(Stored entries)
══════════════════════════════

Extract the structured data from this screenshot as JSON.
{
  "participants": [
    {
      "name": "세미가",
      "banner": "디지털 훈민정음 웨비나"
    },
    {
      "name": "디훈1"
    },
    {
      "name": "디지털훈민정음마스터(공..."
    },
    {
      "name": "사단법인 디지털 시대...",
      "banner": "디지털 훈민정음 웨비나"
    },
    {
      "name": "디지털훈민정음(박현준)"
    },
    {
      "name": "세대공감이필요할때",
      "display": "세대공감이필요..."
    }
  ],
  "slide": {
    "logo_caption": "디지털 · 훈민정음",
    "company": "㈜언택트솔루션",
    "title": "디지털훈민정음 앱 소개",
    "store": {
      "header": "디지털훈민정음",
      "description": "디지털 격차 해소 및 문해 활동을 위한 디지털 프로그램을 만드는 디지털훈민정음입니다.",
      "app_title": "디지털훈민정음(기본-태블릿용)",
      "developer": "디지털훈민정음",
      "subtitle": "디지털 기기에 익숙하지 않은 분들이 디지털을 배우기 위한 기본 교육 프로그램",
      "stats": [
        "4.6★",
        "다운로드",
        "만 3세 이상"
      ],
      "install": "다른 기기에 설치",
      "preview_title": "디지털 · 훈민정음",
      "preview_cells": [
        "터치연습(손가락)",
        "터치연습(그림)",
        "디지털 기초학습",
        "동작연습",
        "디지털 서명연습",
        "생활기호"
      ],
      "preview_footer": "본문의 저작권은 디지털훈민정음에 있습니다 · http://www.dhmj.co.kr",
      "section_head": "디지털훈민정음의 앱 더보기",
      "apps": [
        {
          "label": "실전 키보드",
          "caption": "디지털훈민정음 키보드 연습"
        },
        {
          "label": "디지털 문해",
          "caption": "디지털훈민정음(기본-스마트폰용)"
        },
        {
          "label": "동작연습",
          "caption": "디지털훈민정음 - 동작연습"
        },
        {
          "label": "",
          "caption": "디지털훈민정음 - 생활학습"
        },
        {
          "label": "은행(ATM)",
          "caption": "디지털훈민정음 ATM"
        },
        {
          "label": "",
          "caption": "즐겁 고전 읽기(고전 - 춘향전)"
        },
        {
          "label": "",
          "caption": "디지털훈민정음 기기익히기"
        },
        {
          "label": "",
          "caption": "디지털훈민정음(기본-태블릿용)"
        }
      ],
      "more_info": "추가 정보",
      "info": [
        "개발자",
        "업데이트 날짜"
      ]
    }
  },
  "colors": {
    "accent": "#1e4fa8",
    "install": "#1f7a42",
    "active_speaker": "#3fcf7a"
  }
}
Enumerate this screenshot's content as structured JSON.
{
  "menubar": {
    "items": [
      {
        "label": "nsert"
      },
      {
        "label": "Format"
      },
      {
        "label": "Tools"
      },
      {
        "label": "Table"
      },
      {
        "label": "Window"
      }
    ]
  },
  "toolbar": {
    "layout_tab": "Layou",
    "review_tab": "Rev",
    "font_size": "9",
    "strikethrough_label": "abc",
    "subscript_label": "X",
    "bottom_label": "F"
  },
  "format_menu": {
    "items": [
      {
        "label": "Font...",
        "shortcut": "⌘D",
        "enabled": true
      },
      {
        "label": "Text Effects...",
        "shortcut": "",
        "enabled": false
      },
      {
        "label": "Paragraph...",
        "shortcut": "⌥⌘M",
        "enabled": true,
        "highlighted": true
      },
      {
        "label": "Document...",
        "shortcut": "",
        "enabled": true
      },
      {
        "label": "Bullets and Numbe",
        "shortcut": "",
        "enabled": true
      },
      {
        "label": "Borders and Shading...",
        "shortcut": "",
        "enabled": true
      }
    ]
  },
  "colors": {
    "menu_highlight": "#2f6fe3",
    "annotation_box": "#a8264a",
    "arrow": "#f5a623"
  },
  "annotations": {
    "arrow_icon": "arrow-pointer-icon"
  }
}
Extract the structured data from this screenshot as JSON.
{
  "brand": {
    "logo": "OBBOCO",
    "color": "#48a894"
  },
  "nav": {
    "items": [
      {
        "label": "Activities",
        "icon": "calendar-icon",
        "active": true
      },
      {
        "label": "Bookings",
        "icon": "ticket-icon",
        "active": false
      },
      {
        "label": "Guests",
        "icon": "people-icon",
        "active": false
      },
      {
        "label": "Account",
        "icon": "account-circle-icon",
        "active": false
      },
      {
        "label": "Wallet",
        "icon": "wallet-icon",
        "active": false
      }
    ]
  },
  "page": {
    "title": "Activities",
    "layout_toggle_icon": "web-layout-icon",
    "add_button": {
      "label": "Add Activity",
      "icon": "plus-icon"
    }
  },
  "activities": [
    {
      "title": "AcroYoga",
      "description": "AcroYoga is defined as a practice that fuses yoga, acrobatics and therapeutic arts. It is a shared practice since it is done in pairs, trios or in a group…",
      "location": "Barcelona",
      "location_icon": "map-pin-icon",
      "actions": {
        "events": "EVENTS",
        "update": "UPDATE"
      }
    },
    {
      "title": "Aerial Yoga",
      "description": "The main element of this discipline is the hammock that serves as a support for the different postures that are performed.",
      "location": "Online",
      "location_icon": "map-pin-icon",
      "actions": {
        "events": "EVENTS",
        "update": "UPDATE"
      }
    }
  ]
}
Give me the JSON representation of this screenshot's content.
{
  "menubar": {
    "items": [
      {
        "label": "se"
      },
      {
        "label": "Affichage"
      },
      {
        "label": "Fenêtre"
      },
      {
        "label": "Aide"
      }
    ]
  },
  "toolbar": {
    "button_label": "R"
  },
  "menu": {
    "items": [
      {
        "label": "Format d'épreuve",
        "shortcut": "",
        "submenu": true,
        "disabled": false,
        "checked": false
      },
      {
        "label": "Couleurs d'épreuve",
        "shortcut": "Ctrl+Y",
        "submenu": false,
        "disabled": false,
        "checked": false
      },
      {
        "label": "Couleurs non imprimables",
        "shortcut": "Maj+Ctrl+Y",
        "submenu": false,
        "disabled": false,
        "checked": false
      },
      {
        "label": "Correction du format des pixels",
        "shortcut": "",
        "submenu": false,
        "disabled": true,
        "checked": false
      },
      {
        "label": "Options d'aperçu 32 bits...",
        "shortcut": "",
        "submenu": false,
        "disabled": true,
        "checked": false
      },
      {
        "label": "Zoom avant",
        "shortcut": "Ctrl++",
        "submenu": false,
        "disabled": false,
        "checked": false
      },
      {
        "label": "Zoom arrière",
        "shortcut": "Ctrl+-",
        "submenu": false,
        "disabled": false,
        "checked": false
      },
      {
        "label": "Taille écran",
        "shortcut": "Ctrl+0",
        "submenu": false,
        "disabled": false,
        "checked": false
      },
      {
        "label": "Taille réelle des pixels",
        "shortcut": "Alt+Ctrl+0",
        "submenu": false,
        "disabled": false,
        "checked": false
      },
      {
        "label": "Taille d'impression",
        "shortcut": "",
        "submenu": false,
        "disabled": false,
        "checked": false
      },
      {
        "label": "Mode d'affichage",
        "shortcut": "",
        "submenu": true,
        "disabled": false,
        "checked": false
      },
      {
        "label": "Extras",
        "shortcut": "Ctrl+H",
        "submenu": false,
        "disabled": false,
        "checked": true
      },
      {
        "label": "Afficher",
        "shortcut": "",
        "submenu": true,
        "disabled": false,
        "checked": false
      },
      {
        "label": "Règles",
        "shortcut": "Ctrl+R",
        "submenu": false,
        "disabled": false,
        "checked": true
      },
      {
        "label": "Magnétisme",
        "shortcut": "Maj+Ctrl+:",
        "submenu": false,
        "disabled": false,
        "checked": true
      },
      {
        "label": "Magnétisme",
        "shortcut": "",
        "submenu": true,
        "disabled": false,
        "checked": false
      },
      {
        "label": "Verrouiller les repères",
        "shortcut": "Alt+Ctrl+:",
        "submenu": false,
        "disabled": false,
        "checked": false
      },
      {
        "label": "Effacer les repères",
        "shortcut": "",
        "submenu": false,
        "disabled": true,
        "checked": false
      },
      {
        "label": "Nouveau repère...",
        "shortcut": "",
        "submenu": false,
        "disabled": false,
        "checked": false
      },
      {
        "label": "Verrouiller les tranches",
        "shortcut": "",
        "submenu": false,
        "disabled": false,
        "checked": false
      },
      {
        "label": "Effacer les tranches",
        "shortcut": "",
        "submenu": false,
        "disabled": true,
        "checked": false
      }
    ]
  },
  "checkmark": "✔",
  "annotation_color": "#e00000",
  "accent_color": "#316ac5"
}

══════════════════════════════

EXERCISE DETAILS: Using the records above, gather all lines where the string "screenshot" is present.

COMPLETE OUTPUT:
Extract the structured data from this screenshot as JSON.
Enumerate this screenshot's content as structured JSON.
Extract the structured data from this screenshot as JSON.
Give me the JSON representation of this screenshot's content.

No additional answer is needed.